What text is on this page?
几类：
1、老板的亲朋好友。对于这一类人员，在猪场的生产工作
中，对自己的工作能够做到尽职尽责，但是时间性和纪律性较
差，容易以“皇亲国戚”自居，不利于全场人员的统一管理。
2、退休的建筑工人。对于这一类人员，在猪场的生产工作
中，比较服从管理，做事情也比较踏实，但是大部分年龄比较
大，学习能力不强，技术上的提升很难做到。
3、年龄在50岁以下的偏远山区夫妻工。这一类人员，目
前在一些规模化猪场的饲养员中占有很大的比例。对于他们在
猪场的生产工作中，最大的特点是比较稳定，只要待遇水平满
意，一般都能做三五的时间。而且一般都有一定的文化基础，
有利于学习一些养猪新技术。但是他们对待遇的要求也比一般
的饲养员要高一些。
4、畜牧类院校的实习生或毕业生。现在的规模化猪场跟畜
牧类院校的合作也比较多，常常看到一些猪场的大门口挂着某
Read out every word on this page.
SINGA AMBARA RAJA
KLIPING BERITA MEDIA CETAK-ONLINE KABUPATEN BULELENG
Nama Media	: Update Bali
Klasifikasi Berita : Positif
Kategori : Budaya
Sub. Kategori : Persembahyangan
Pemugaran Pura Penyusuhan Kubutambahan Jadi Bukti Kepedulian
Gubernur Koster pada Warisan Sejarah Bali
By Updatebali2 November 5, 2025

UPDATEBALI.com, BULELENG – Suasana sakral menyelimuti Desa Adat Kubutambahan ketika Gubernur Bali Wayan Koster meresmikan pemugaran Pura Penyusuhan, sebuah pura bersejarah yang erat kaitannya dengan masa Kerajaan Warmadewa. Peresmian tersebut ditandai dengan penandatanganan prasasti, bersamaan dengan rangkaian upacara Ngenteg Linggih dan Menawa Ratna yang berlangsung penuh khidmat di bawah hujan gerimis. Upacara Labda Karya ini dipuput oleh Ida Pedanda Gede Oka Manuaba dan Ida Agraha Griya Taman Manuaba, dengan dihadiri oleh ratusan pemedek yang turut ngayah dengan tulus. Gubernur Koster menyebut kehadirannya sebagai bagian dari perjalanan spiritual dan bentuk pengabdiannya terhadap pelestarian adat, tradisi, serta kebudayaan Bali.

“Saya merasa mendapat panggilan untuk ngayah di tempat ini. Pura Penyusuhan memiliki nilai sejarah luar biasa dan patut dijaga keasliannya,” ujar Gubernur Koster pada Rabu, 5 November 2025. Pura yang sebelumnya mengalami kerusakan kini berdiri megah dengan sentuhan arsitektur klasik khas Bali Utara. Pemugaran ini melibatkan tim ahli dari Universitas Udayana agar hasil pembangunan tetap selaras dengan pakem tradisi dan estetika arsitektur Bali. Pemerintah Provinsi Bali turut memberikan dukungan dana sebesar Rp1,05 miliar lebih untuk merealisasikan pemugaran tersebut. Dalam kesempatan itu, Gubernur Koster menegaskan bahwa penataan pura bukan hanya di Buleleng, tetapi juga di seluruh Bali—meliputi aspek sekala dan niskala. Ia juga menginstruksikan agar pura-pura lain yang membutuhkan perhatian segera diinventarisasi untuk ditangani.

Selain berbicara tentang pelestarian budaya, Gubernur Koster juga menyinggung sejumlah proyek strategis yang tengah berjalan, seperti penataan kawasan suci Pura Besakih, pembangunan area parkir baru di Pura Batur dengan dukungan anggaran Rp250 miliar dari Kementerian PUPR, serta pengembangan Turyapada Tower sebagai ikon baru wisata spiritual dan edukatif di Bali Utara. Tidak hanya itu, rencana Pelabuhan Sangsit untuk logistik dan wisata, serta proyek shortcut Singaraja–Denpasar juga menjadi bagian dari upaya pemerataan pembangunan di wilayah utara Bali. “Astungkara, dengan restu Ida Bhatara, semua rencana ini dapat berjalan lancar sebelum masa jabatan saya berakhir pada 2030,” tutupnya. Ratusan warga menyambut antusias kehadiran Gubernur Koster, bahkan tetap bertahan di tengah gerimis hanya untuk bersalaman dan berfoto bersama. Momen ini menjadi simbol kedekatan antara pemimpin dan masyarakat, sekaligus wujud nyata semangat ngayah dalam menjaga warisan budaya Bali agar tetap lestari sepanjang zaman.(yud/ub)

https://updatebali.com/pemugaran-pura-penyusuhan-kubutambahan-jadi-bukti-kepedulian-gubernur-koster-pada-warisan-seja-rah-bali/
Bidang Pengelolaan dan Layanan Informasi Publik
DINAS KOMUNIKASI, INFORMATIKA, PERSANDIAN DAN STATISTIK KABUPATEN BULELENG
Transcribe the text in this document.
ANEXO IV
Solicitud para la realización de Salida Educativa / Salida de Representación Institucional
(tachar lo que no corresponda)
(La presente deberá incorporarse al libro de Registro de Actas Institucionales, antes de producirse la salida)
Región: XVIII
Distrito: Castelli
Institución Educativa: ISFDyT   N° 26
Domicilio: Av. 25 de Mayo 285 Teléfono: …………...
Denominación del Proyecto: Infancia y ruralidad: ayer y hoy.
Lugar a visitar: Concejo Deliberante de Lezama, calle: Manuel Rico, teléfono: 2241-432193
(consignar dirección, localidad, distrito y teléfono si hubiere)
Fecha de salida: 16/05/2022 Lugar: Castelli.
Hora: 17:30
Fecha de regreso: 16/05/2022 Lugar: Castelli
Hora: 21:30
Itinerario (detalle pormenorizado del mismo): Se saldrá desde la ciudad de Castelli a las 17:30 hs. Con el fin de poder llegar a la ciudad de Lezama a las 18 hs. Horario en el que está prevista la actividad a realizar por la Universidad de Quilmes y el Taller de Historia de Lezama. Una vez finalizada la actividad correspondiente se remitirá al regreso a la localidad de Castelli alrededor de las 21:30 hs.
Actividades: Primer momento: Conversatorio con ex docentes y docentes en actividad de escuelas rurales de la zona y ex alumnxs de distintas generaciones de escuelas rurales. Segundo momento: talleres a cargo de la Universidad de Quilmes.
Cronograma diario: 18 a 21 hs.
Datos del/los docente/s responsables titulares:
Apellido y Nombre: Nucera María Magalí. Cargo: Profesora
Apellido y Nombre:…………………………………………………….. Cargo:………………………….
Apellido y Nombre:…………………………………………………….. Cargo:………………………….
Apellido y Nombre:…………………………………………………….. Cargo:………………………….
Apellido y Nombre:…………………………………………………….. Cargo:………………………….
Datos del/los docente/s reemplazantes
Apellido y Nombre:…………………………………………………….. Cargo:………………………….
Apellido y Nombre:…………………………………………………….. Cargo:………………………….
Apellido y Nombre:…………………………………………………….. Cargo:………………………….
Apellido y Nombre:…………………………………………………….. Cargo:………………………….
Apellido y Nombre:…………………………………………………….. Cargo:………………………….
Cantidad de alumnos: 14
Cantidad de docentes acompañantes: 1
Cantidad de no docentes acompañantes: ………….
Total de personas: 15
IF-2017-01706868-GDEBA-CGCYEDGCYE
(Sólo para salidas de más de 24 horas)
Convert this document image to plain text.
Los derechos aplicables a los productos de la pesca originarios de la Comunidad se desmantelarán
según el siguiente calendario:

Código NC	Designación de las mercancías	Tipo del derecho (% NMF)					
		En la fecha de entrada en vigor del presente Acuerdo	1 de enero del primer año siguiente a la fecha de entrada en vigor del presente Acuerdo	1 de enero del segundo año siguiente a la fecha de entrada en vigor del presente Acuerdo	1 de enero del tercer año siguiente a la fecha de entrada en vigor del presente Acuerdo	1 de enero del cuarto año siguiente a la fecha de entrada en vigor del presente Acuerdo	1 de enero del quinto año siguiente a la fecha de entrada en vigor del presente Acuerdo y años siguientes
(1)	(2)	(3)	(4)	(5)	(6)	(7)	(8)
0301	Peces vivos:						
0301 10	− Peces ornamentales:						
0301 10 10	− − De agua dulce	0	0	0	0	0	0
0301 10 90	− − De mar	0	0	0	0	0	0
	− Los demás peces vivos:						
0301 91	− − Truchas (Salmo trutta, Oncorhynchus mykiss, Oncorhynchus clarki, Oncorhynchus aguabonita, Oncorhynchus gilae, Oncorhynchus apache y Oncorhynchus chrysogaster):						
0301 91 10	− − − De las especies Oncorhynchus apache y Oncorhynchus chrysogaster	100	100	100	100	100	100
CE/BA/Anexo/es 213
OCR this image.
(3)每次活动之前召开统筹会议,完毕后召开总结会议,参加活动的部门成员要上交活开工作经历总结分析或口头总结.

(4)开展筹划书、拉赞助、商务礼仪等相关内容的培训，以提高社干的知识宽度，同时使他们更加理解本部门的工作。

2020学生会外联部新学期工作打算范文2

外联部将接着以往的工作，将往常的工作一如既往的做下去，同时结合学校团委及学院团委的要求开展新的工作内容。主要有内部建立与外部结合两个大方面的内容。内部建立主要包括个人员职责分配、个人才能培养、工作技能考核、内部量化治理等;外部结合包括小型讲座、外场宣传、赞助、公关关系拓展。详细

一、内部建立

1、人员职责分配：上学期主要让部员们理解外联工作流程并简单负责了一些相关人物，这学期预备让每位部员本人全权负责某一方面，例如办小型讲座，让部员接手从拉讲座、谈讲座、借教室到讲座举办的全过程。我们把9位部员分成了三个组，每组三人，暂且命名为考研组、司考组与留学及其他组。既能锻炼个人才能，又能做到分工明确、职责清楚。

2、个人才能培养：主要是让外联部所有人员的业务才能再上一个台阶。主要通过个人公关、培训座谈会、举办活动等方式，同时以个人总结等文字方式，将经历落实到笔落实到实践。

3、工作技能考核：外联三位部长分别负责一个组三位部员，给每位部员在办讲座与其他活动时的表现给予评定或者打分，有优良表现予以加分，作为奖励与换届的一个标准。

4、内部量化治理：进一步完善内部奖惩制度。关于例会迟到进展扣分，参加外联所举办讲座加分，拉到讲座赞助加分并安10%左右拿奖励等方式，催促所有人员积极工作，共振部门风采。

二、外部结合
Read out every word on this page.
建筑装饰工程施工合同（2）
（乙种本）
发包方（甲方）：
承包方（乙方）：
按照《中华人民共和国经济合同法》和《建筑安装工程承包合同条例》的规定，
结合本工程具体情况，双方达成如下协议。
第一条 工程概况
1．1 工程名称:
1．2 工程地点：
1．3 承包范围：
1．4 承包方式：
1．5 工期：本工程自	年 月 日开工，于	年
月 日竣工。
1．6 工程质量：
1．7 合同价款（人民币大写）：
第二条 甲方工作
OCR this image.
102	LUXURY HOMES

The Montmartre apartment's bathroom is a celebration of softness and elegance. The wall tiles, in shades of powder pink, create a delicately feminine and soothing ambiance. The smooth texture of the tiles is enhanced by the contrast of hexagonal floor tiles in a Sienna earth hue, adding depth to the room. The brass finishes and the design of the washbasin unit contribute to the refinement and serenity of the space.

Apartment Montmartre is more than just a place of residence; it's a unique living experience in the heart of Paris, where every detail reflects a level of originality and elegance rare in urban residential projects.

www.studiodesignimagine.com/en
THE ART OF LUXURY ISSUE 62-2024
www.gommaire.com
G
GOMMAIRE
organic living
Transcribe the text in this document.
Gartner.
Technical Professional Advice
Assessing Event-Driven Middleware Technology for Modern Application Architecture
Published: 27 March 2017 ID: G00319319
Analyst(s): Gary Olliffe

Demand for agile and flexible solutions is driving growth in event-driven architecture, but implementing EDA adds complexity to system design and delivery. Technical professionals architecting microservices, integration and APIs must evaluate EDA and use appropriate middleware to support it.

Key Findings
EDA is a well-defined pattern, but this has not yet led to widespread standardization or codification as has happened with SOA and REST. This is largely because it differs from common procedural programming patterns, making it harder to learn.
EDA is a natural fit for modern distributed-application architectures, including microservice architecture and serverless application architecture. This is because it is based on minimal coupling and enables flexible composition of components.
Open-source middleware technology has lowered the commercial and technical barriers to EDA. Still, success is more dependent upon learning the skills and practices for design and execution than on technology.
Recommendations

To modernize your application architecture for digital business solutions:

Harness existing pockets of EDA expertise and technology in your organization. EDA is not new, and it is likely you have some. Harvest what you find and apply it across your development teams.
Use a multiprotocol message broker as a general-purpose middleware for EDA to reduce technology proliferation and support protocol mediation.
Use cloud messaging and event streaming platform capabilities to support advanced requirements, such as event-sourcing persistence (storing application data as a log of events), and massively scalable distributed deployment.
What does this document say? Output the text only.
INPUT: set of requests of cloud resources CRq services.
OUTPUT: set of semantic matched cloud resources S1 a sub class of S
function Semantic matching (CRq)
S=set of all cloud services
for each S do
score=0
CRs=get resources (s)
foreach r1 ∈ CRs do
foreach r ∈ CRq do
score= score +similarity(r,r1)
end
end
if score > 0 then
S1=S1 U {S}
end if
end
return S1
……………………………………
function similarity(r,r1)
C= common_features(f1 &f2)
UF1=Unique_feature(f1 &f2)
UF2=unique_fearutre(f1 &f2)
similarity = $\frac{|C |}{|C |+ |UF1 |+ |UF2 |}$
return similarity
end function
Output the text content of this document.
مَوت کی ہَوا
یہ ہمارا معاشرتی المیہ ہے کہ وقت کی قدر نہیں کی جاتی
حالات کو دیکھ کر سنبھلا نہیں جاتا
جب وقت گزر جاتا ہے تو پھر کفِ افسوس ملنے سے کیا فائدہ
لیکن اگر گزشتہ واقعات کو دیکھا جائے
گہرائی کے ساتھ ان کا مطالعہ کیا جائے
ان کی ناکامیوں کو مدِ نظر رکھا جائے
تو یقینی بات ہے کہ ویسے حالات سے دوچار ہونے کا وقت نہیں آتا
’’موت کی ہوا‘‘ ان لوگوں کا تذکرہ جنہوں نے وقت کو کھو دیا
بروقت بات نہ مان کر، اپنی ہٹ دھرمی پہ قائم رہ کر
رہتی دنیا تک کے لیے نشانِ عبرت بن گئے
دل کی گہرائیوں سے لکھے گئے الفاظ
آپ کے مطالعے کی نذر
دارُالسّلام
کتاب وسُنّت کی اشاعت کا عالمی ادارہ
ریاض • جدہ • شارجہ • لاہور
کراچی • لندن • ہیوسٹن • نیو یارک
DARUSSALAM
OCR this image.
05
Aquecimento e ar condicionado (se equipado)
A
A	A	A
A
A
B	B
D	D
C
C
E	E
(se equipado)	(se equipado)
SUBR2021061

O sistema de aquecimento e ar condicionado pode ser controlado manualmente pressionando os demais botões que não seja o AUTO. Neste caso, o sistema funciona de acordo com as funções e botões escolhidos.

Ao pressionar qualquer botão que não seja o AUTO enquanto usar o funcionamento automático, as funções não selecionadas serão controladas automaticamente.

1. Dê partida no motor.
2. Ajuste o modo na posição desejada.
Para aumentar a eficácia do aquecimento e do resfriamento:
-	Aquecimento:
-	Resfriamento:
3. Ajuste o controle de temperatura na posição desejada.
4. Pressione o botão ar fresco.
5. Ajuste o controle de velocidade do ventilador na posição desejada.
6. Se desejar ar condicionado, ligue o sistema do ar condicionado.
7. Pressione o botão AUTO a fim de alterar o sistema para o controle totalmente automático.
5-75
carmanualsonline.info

_____

To be done> From the data above, copy each line that has the string "在猪场的生产工作".

Exercise answer>
1、老板的亲朋好友。对于这一类人员，在猪场的生产工作
2、退休的建筑工人。对于这一类人员，在猪场的生产工作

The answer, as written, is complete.